● SUPPLIED DATA
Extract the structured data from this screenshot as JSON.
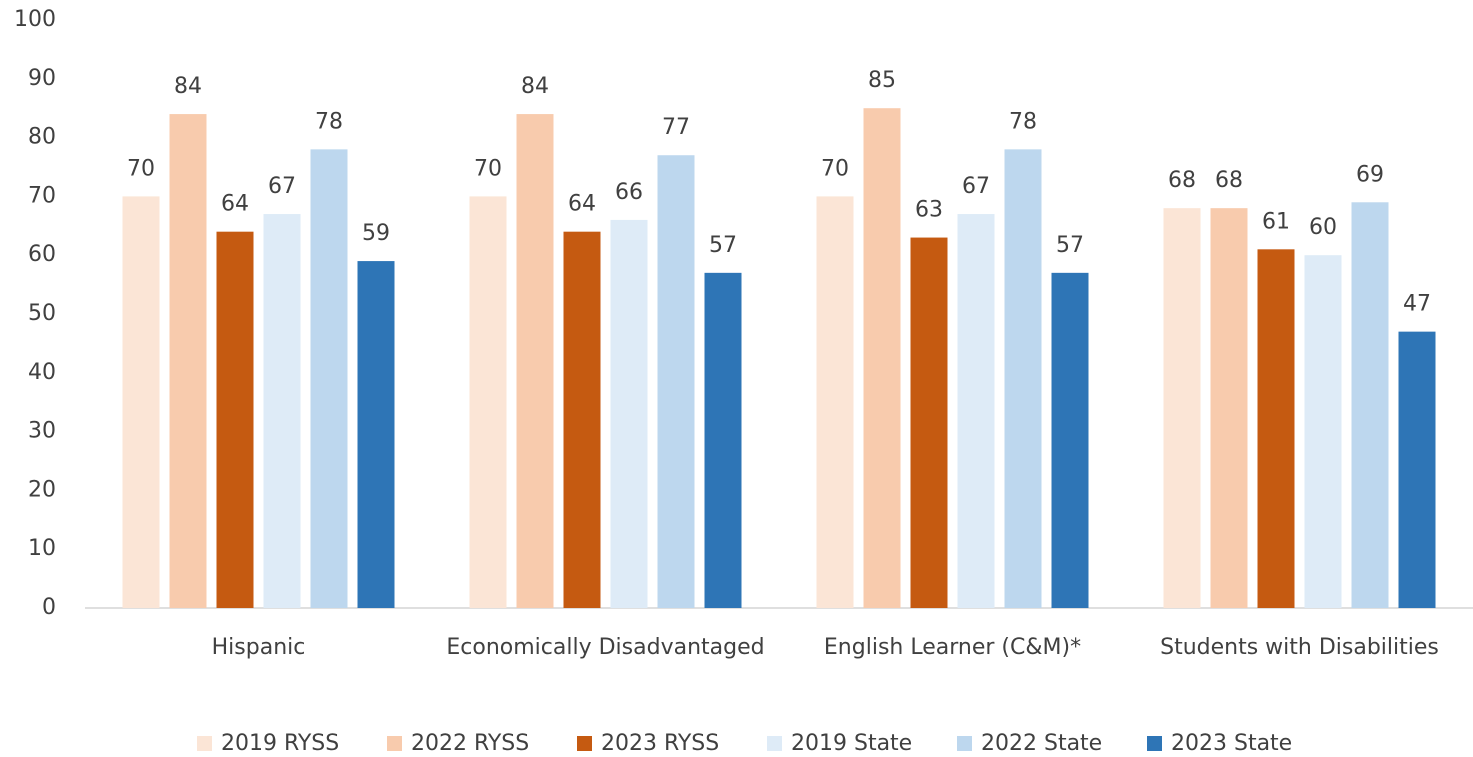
{
  "chart_data": {
    "type": "bar",
    "categories": [
      "Hispanic",
      "Economically Disadvantaged",
      "English Learner (C&M)*",
      "Students with Disabilities"
    ],
    "series": [
      {
        "name": "2019 RYSS",
        "color": "#FBE5D6",
        "values": [
          70,
          70,
          70,
          68
        ]
      },
      {
        "name": "2022 RYSS",
        "color": "#F8CBAD",
        "values": [
          84,
          84,
          85,
          68
        ]
      },
      {
        "name": "2023 RYSS",
        "color": "#C55A11",
        "values": [
          64,
          64,
          63,
          61
        ]
      },
      {
        "name": "2019 State",
        "color": "#DEEBF7",
        "values": [
          67,
          66,
          67,
          60
        ]
      },
      {
        "name": "2022 State",
        "color": "#BDD7EE",
        "values": [
          78,
          77,
          78,
          69
        ]
      },
      {
        "name": "2023 State",
        "color": "#2E75B6",
        "values": [
          59,
          57,
          57,
          47
        ]
      }
    ],
    "ylim": [
      0,
      100
    ],
    "yticks": [
      0,
      10,
      20,
      30,
      40,
      50,
      60,
      70,
      80,
      90,
      100
    ],
    "grid": false,
    "legend": "bottom"
  }
}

● YOUR OBJECTIVE
Every record above should come back exactly, but without its pictures.

● WRITTEN ANSWER
Extract the structured data from this screenshot as JSON.
{
  "chart_data": {
    "type": "bar",
    "categories": [
      "Hispanic",
      "Economically Disadvantaged",
      "English Learner (C&M)*",
      "Students with Disabilities"
    ],
    "series": [
      {
        "name": "2019 RYSS",
        "color": "#FBE5D6",
        "values": [
          70,
          70,
          70,
          68
        ]
      },
      {
        "name": "2022 RYSS",
        "color": "#F8CBAD",
        "values": [
          84,
          84,
          85,
          68
        ]
      },
      {
        "name": "2023 RYSS",
        "color": "#C55A11",
        "values": [
          64,
          64,
          63,
          61
        ]
      },
      {
        "name": "2019 State",
        "color": "#DEEBF7",
        "values": [
          67,
          66,
          67,
          60
        ]
      },
      {
        "name": "2022 State",
        "color": "#BDD7EE",
        "values": [
          78,
          77,
          78,
          69
        ]
      },
      {
        "name": "2023 State",
        "color": "#2E75B6",
        "values": [
          59,
          57,
          57,
          47
        ]
      }
    ],
    "ylim": [
      0,
      100
    ],
    "yticks": [
      0,
      10,
      20,
      30,
      40,
      50,
      60,
      70,
      80,
      90,
      100
    ],
    "grid": false,
    "legend": "bottom"
  }
}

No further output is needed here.